● Given task
Every line of the material below must be repeated exactly.

(Dataset items)

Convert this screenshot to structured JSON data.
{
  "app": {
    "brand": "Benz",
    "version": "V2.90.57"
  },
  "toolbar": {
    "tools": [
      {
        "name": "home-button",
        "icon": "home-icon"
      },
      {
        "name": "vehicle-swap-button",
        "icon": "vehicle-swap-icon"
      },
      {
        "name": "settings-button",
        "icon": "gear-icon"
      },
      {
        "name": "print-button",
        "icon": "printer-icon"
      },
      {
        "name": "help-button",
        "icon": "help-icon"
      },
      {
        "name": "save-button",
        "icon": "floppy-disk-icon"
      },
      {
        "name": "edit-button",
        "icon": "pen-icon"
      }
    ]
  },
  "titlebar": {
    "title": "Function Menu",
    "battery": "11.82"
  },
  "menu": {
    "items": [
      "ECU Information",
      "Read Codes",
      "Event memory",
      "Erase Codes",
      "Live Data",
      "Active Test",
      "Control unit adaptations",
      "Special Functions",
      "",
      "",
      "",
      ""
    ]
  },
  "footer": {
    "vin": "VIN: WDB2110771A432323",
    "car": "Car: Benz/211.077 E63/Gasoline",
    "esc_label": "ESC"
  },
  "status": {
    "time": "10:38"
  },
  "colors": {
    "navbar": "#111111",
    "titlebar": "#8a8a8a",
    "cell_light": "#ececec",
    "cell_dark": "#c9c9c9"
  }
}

● Written response
Convert this screenshot to structured JSON data.
{
  "app": {
    "brand": "Benz",
    "version": "V2.90.57"
  },
  "toolbar": {
    "tools": [
      {
        "name": "home-button",
        "icon": "home-icon"
      },
      {
        "name": "vehicle-swap-button",
        "icon": "vehicle-swap-icon"
      },
      {
        "name": "settings-button",
        "icon": "gear-icon"
      },
      {
        "name": "print-button",
        "icon": "printer-icon"
      },
      {
        "name": "help-button",
        "icon": "help-icon"
      },
      {
        "name": "save-button",
        "icon": "floppy-disk-icon"
      },
      {
        "name": "edit-button",
        "icon": "pen-icon"
      }
    ]
  },
  "titlebar": {
    "title": "Function Menu",
    "battery": "11.82"
  },
  "menu": {
    "items": [
      "ECU Information",
      "Read Codes",
      "Event memory",
      "Erase Codes",
      "Live Data",
      "Active Test",
      "Control unit adaptations",
      "Special Functions",
      "",
      "",
      "",
      ""
    ]
  },
  "footer": {
    "vin": "VIN: WDB2110771A432323",
    "car": "Car: Benz/211.077 E63/Gasoline",
    "esc_label": "ESC"
  },
  "status": {
    "time": "10:38"
  },
  "colors": {
    "navbar": "#111111",
    "titlebar": "#8a8a8a",
    "cell_light": "#ececec",
    "cell_dark": "#c9c9c9"
  }
}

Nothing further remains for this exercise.